__WORK ITEM__: Lines holding the string "acids" are the ones to copy; find them all in the data.

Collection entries
*-*-*

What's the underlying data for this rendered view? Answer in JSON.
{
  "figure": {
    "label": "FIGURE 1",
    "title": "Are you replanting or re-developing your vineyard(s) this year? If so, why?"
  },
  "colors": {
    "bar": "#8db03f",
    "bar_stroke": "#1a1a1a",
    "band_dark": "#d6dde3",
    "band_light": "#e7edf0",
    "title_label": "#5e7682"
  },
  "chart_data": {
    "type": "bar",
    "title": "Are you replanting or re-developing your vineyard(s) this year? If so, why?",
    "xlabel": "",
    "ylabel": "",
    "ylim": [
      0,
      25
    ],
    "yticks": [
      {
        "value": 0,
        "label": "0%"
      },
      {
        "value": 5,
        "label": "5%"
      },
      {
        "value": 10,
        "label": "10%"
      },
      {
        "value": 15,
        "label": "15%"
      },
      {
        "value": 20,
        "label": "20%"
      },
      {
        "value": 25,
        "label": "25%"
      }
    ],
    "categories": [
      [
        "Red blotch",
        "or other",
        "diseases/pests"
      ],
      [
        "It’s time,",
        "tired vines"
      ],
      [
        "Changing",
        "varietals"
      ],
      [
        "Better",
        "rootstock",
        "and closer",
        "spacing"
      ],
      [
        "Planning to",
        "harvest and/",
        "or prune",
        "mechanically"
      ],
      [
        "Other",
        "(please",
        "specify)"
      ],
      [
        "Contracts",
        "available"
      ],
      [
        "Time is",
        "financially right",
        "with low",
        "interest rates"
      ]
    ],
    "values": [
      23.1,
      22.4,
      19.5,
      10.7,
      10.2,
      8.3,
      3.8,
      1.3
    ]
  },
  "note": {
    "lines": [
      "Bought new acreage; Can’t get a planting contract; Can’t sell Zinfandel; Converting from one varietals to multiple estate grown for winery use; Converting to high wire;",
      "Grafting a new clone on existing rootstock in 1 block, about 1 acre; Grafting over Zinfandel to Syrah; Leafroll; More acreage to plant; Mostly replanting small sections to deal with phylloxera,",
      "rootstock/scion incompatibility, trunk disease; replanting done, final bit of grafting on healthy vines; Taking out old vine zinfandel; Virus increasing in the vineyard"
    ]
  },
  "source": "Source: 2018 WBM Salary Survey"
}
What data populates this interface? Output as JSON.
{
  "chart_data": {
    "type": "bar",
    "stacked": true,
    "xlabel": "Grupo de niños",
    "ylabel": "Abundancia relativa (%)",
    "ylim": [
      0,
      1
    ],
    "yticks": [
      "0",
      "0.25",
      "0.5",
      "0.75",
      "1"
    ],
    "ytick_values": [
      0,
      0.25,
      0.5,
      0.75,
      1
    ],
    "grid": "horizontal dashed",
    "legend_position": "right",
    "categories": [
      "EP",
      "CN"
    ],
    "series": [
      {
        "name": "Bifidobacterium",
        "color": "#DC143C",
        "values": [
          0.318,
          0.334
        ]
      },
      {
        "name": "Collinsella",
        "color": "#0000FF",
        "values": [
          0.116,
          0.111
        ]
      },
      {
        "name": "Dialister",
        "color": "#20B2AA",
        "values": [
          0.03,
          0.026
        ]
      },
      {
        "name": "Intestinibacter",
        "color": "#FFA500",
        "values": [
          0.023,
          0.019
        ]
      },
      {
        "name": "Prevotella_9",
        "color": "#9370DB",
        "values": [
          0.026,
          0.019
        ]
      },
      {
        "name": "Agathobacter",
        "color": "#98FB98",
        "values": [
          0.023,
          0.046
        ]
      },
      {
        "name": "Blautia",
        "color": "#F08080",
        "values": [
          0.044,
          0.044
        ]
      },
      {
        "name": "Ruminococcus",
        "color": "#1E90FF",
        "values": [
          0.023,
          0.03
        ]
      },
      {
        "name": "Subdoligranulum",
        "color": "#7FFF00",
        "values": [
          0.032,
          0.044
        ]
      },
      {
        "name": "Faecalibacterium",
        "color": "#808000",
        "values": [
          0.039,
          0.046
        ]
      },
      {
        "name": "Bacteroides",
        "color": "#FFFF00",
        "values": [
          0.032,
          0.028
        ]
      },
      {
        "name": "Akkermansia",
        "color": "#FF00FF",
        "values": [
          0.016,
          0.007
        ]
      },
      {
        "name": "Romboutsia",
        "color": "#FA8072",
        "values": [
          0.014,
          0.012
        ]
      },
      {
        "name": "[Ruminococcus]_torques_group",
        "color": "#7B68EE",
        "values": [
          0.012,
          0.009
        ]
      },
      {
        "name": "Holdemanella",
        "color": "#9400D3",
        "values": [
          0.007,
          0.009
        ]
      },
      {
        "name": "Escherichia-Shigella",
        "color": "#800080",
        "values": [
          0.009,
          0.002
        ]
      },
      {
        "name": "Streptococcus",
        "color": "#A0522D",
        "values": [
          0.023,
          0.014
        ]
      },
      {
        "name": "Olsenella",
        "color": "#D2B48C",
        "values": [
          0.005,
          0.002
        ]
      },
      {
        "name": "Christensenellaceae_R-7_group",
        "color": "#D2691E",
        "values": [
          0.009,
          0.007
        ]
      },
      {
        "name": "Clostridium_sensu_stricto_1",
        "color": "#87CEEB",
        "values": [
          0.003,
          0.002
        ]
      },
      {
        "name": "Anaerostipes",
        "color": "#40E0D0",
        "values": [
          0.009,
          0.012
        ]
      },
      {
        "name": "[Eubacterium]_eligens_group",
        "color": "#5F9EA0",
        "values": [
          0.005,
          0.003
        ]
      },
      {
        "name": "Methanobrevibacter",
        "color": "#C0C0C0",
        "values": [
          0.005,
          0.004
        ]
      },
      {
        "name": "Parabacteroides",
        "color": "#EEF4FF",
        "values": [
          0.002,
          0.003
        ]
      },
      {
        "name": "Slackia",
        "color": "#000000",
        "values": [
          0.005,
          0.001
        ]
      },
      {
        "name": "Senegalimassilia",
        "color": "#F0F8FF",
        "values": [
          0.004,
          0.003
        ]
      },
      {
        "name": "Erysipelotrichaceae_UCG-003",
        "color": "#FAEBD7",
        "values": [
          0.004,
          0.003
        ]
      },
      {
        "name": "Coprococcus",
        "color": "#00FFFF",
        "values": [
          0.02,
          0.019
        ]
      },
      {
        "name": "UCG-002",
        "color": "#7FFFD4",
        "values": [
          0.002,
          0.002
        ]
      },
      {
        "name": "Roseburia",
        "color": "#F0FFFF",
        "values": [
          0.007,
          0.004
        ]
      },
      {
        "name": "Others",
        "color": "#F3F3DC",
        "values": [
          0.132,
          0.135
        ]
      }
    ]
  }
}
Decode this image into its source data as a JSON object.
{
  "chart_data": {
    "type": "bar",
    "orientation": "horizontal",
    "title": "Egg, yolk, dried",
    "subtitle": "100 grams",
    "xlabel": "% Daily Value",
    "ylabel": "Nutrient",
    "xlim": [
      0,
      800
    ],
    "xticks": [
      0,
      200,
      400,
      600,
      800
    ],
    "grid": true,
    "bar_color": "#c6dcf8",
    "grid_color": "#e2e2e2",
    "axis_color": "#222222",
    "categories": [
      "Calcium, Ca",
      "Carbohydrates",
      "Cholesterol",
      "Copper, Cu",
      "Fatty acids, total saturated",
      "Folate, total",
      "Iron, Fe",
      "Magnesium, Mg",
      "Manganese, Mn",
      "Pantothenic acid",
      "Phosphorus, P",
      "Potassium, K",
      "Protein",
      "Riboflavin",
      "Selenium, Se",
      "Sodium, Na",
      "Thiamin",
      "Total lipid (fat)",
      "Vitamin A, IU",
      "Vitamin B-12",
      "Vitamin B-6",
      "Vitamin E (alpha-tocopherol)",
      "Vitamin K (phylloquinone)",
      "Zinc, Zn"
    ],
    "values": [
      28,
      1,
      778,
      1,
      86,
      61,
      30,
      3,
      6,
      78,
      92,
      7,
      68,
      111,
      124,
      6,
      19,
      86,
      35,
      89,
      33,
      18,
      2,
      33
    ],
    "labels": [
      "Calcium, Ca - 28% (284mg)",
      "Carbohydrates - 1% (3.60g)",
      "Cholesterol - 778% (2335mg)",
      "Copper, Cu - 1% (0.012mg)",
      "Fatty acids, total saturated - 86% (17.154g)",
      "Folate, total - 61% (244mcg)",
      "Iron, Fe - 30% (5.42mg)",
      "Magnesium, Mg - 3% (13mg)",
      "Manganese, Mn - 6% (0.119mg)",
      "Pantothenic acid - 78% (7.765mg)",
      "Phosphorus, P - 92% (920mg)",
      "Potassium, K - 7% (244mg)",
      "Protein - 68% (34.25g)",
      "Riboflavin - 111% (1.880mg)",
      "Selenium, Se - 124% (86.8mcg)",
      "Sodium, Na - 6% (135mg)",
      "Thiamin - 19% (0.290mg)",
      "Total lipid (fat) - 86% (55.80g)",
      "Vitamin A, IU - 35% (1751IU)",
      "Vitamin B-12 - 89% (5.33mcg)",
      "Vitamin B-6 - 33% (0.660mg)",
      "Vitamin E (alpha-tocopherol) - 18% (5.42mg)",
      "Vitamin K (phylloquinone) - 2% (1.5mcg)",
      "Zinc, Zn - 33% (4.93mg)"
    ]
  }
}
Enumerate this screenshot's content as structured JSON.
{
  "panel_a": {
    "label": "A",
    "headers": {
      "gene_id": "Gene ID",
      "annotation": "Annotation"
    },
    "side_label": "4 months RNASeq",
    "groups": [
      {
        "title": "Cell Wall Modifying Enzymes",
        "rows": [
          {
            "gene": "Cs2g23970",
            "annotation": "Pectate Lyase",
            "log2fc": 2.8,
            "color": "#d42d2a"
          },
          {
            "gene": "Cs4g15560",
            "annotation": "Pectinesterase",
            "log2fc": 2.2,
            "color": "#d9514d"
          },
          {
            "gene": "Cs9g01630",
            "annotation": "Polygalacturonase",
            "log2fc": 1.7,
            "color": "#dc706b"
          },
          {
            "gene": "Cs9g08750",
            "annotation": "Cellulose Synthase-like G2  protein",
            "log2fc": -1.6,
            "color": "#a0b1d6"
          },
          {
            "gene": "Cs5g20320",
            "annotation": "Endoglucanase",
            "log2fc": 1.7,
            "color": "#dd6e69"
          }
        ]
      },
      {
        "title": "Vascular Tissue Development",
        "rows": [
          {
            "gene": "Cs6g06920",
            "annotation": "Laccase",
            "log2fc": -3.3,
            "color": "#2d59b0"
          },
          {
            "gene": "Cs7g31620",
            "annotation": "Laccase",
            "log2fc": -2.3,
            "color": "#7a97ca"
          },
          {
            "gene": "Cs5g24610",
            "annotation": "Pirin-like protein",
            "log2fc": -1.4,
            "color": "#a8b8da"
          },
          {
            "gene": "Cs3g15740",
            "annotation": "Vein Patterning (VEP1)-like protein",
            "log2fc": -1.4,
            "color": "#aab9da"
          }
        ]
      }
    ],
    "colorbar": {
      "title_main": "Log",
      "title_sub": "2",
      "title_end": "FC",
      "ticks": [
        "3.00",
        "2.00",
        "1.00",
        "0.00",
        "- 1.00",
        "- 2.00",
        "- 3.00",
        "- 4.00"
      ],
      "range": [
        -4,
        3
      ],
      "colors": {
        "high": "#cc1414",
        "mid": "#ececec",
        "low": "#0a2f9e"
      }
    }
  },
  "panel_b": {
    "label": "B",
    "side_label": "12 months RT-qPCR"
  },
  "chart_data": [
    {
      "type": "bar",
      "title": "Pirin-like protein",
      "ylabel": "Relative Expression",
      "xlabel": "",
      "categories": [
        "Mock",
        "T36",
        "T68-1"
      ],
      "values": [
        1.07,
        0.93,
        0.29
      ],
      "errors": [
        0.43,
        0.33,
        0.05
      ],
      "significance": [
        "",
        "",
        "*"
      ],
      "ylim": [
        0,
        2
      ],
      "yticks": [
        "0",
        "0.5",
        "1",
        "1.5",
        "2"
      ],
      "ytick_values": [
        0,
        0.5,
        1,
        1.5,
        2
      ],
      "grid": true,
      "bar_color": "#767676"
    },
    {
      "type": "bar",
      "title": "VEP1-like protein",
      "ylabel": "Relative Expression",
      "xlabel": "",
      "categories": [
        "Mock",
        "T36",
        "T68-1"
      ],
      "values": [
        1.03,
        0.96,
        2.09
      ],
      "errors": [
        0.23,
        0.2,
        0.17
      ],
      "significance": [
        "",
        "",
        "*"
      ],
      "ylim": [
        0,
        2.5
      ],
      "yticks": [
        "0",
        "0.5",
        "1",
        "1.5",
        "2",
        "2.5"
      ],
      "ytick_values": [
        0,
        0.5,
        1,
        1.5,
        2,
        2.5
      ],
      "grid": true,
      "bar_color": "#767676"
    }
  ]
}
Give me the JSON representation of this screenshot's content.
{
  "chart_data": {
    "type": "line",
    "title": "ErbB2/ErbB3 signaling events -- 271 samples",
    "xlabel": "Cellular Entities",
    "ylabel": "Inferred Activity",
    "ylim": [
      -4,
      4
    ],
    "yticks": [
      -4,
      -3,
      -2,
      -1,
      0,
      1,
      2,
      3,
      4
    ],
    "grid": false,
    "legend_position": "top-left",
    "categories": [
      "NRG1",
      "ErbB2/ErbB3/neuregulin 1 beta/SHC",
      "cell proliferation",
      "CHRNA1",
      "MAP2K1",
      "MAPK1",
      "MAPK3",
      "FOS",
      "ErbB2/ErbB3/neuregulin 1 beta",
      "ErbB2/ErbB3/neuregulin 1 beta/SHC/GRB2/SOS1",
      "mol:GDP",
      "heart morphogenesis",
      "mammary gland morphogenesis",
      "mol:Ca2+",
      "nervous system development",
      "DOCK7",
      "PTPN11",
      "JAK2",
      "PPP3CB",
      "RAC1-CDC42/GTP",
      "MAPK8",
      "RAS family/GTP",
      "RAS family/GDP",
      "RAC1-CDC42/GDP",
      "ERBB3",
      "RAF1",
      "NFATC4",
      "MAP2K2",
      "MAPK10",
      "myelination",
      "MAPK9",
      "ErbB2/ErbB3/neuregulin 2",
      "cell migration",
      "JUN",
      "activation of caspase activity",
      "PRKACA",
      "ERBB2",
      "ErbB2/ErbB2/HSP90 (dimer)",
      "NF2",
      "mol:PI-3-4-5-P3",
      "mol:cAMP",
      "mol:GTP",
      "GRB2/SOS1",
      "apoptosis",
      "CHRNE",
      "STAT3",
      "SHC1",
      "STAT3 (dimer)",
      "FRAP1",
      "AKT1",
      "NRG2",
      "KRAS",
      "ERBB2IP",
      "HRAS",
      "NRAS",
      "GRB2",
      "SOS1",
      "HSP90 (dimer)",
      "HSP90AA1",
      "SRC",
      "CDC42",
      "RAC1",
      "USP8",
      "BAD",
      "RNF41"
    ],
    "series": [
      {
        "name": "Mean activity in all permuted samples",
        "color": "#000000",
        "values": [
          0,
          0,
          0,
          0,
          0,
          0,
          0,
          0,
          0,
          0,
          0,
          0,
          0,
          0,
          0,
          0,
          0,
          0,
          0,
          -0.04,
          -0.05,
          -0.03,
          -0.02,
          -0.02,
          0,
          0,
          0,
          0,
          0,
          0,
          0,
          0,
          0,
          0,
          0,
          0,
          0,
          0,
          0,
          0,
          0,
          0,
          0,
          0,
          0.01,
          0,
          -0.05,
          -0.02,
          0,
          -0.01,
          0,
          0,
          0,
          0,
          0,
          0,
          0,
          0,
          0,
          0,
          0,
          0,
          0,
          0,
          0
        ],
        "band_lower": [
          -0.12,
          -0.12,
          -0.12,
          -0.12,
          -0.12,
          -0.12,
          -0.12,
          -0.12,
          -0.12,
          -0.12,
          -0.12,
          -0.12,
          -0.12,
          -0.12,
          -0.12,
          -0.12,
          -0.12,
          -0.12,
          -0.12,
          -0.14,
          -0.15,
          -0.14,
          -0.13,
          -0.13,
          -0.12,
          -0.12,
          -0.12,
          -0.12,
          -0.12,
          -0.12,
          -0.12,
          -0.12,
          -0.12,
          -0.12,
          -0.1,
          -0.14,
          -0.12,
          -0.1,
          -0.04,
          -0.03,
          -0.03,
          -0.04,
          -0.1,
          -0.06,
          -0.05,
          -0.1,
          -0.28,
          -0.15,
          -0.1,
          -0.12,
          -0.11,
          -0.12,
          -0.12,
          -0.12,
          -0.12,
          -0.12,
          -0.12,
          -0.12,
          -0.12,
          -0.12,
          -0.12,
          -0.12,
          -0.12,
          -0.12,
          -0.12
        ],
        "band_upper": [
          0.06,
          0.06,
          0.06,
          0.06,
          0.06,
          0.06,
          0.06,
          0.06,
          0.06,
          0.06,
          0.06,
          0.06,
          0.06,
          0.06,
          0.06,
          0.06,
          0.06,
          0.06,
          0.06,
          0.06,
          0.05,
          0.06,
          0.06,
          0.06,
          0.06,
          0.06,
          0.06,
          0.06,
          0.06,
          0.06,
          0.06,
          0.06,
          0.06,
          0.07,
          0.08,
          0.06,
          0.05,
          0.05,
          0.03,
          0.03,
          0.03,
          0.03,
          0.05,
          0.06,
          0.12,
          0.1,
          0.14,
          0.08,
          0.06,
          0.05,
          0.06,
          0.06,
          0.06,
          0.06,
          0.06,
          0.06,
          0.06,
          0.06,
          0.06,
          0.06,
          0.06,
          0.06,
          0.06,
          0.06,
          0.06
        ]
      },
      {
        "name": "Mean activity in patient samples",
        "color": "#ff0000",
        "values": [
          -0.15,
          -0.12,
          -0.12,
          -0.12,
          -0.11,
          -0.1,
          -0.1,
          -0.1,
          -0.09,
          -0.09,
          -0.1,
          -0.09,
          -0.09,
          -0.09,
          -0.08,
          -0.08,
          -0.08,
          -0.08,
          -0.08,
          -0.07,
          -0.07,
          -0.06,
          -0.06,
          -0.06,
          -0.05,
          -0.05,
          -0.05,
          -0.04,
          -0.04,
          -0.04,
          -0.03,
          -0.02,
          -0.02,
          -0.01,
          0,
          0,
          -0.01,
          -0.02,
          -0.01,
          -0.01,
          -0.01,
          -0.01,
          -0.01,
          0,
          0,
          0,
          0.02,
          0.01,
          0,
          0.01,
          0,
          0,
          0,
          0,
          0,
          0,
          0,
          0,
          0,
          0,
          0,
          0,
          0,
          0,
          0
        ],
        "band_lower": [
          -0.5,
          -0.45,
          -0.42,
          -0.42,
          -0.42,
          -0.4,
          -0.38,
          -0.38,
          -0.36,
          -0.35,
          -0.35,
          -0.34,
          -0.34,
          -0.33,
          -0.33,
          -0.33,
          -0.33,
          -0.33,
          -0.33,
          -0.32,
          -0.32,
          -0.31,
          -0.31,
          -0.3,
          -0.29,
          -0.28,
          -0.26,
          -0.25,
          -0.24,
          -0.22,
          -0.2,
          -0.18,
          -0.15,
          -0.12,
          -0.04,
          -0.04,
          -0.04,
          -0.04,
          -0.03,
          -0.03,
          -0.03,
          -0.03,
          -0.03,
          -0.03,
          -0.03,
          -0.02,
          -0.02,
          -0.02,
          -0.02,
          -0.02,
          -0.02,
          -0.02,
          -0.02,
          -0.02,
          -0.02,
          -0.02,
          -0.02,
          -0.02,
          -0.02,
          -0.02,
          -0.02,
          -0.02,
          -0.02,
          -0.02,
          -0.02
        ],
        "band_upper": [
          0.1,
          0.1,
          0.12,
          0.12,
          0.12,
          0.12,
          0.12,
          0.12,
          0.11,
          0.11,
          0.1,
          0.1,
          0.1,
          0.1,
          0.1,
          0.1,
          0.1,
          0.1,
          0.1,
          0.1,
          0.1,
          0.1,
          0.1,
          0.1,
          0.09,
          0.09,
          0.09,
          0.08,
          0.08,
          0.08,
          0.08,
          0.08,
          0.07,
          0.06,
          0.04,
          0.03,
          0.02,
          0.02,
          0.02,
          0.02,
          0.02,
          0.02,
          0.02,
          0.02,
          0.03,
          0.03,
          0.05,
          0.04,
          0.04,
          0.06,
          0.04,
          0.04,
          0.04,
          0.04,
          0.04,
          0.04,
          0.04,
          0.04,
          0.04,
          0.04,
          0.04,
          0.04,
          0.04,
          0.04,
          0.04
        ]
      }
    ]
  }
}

*-*-*

__SOLUTION__:
      "Fatty acids, total saturated",
      "Fatty acids, total saturated - 86% (17.154g)",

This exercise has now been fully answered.